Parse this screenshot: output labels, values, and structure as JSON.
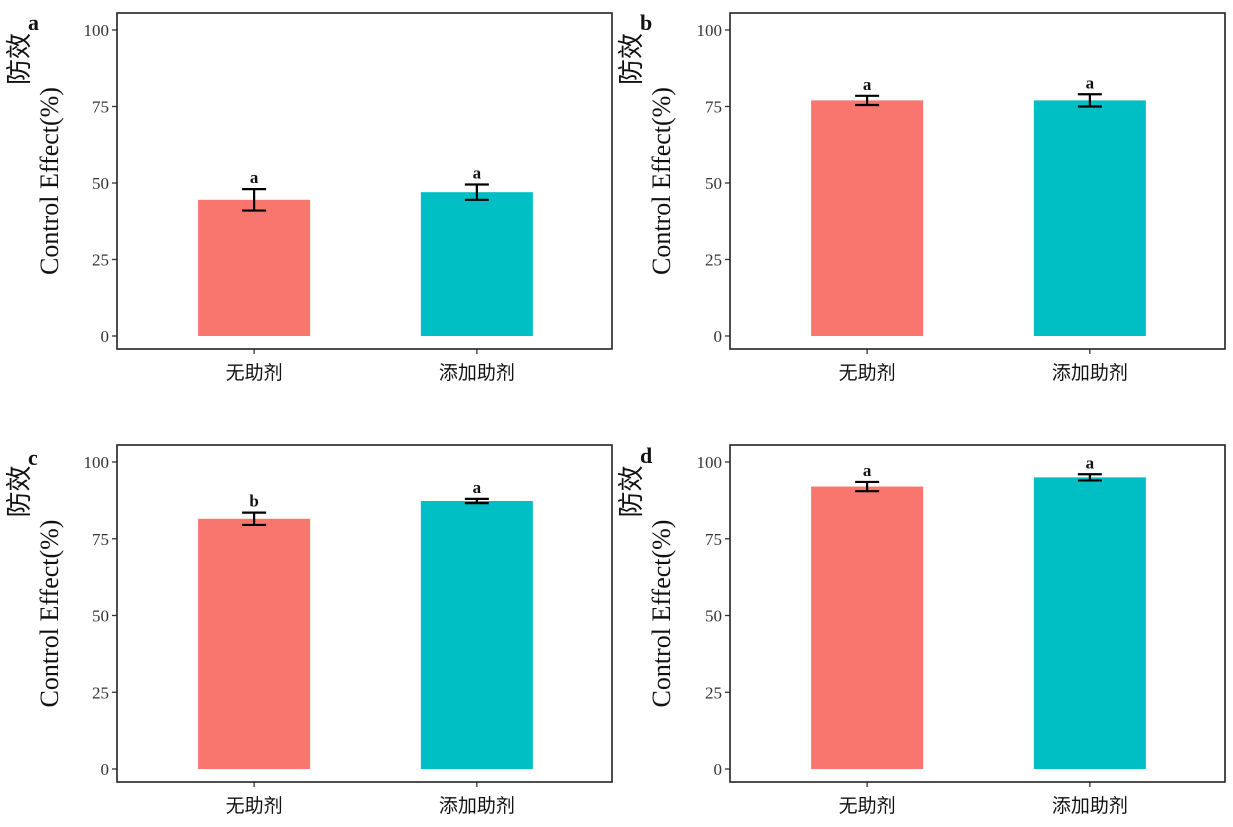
{
  "chart_data": [
    {
      "panel": "a",
      "type": "bar",
      "categories": [
        "无助剂",
        "添加助剂"
      ],
      "values": [
        44.5,
        47
      ],
      "errors": [
        3.5,
        2.5
      ],
      "significance": [
        "a",
        "a"
      ],
      "colors": [
        "#F8766D",
        "#00BFC4"
      ],
      "ylabel_cn": "防效",
      "ylabel": "Control Effect(%)",
      "ylim": [
        0,
        100
      ],
      "yticks": [
        "0",
        "25",
        "50",
        "75",
        "100"
      ]
    },
    {
      "panel": "b",
      "type": "bar",
      "categories": [
        "无助剂",
        "添加助剂"
      ],
      "values": [
        77,
        77
      ],
      "errors": [
        1.5,
        2
      ],
      "significance": [
        "a",
        "a"
      ],
      "colors": [
        "#F8766D",
        "#00BFC4"
      ],
      "ylabel_cn": "防效",
      "ylabel": "Control Effect(%)",
      "ylim": [
        0,
        100
      ],
      "yticks": [
        "0",
        "25",
        "50",
        "75",
        "100"
      ]
    },
    {
      "panel": "c",
      "type": "bar",
      "categories": [
        "无助剂",
        "添加助剂"
      ],
      "values": [
        81.5,
        87.3
      ],
      "errors": [
        2,
        0.7
      ],
      "significance": [
        "b",
        "a"
      ],
      "colors": [
        "#F8766D",
        "#00BFC4"
      ],
      "ylabel_cn": "防效",
      "ylabel": "Control Effect(%)",
      "ylim": [
        0,
        100
      ],
      "yticks": [
        "0",
        "25",
        "50",
        "75",
        "100"
      ]
    },
    {
      "panel": "d",
      "type": "bar",
      "categories": [
        "无助剂",
        "添加助剂"
      ],
      "values": [
        92,
        95
      ],
      "errors": [
        1.5,
        1
      ],
      "significance": [
        "a",
        "a"
      ],
      "colors": [
        "#F8766D",
        "#00BFC4"
      ],
      "ylabel_cn": "防效",
      "ylabel": "Control Effect(%)",
      "ylim": [
        0,
        100
      ],
      "yticks": [
        "0",
        "25",
        "50",
        "75",
        "100"
      ]
    }
  ]
}
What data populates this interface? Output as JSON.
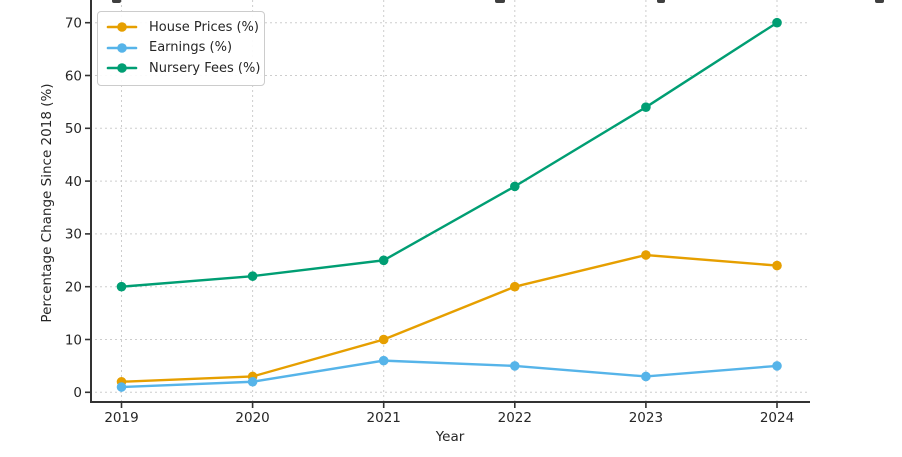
{
  "chart_data": {
    "type": "line",
    "x": [
      2019,
      2020,
      2021,
      2022,
      2023,
      2024
    ],
    "xlabel": "Year",
    "ylabel": "Percentage Change Since 2018 (%)",
    "yticks": [
      0,
      10,
      20,
      30,
      40,
      50,
      60,
      70
    ],
    "ylim": [
      -2.2,
      74.4
    ],
    "xlim": [
      2018.76,
      2024.24
    ],
    "grid": true,
    "grid_style": "dotted",
    "legend_position": "upper-left",
    "marker": "circle",
    "series": [
      {
        "name": "House Prices (%)",
        "color": "#E69F00",
        "values": [
          2,
          3,
          10,
          20,
          26,
          24
        ]
      },
      {
        "name": "Earnings (%)",
        "color": "#56B4E9",
        "values": [
          1,
          2,
          6,
          5,
          3,
          5
        ]
      },
      {
        "name": "Nursery Fees (%)",
        "color": "#009E73",
        "values": [
          20,
          22,
          25,
          39,
          54,
          70
        ]
      }
    ]
  },
  "colors": {
    "background": "#ffffff",
    "axis_text": "#262626",
    "spine": "#333333",
    "grid": "#cdcdcd",
    "legend_border": "#cccccc"
  }
}
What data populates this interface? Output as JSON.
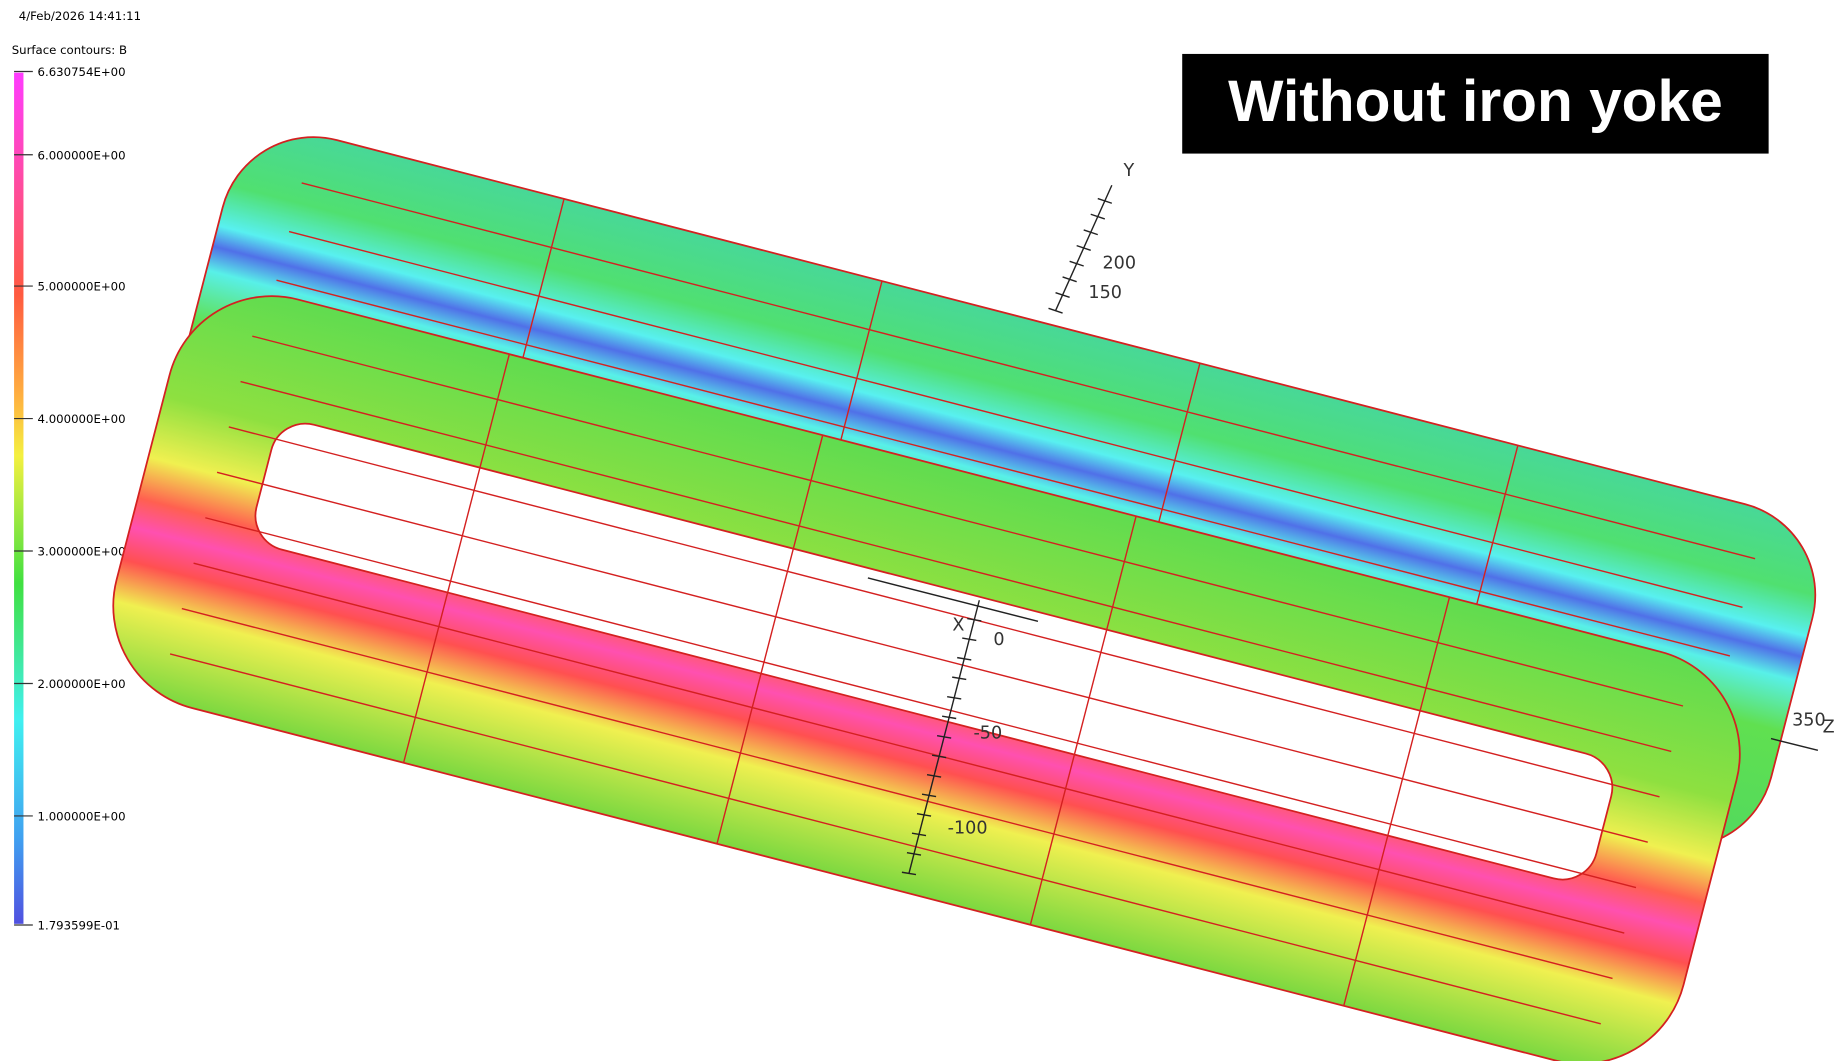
{
  "timestamp": "4/Feb/2026 14:41:11",
  "legend": {
    "title": "Surface contours: B",
    "labels": [
      "6.630754E+00",
      "6.000000E+00",
      "5.000000E+00",
      "4.000000E+00",
      "3.000000E+00",
      "2.000000E+00",
      "1.000000E+00",
      "1.793599E-01"
    ]
  },
  "overlay_title": "Without iron yoke",
  "axes": {
    "y": {
      "name": "Y",
      "labels": [
        "200",
        "150"
      ]
    },
    "x": {
      "name": "X",
      "labels": [
        "0",
        "-50",
        "-100"
      ]
    },
    "z": {
      "name": "Z",
      "labels": [
        "350"
      ]
    }
  }
}
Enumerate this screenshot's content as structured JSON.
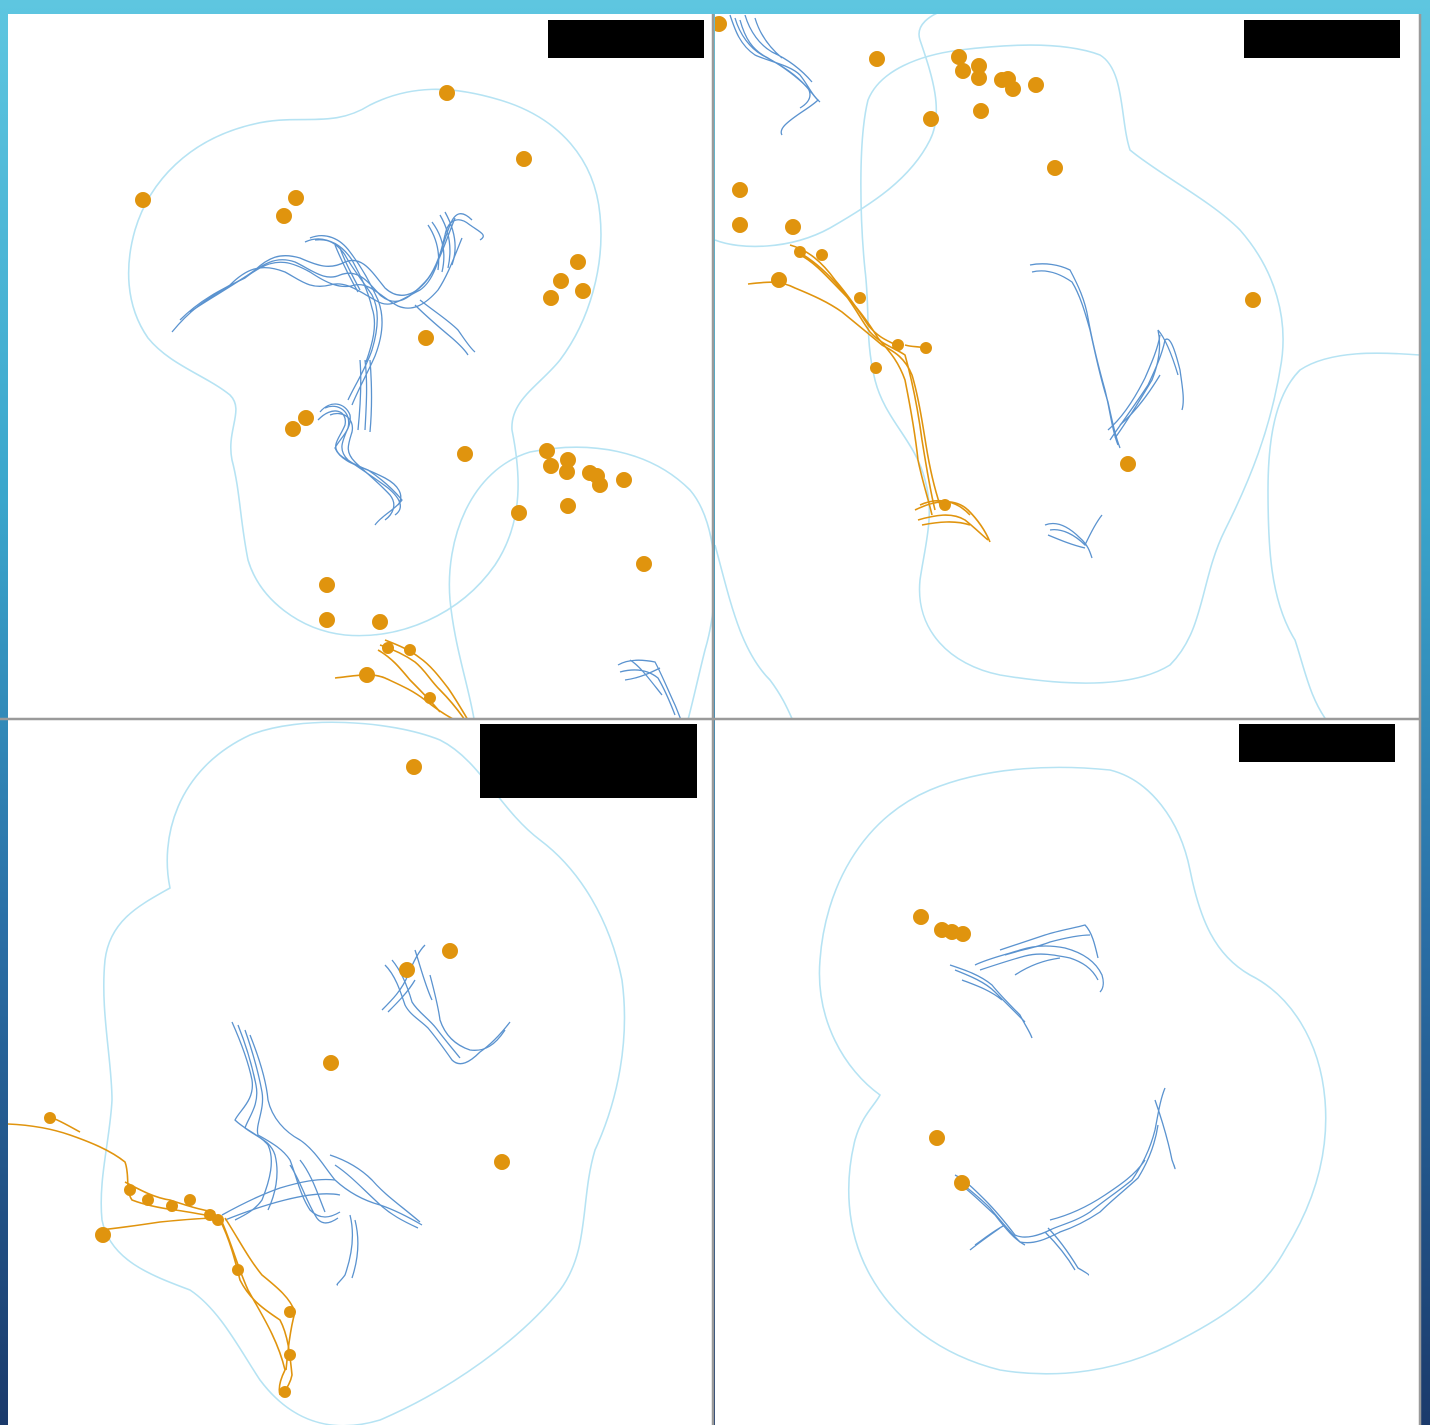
{
  "colors": {
    "blue_track": "#5b93cf",
    "orange_track": "#e0940e",
    "boundary": "#b6e3f3",
    "divider": "#9a9a9a",
    "redaction": "#000000",
    "panel_bg": "#ffffff"
  },
  "legend": "none",
  "panels": [
    {
      "id": "top-left",
      "redaction_label": ""
    },
    {
      "id": "top-right",
      "redaction_label": ""
    },
    {
      "id": "bottom-left",
      "redaction_label": ""
    },
    {
      "id": "bottom-right",
      "redaction_label": ""
    }
  ]
}
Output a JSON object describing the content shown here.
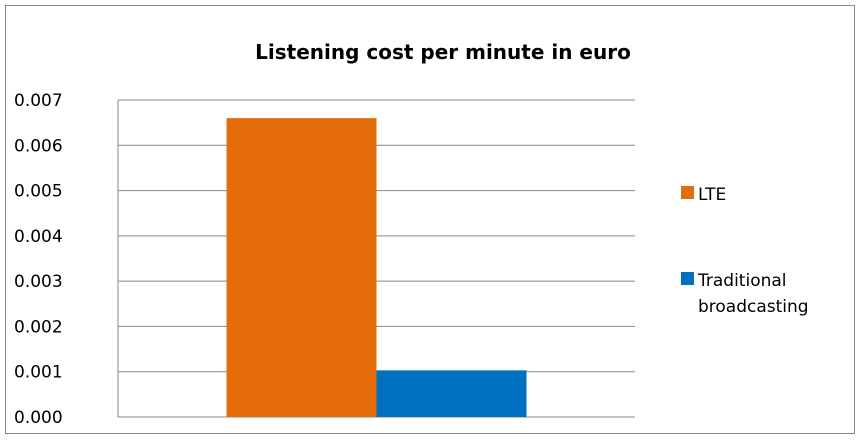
{
  "chart_data": {
    "type": "bar",
    "title": "Listening cost per minute in euro",
    "xlabel": "",
    "ylabel": "",
    "categories": [
      ""
    ],
    "series": [
      {
        "name": "LTE",
        "values": [
          0.0066
        ],
        "color": "#E46C0A"
      },
      {
        "name": "Traditional broadcasting",
        "values": [
          0.00103
        ],
        "color": "#0070C0"
      }
    ],
    "ylim": [
      0,
      0.007
    ],
    "yticks": [
      "0.000",
      "0.001",
      "0.002",
      "0.003",
      "0.004",
      "0.005",
      "0.006",
      "0.007"
    ],
    "grid": true,
    "legend_position": "right",
    "legend_lines": [
      [
        "LTE"
      ],
      [
        "Traditional",
        "broadcasting"
      ]
    ]
  }
}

========

◆ **SHORT TASK**
Some lines of the data above may hold the word "content"; report how many do, and nothing else.

◆ **COMPLETED EXERCISE**
2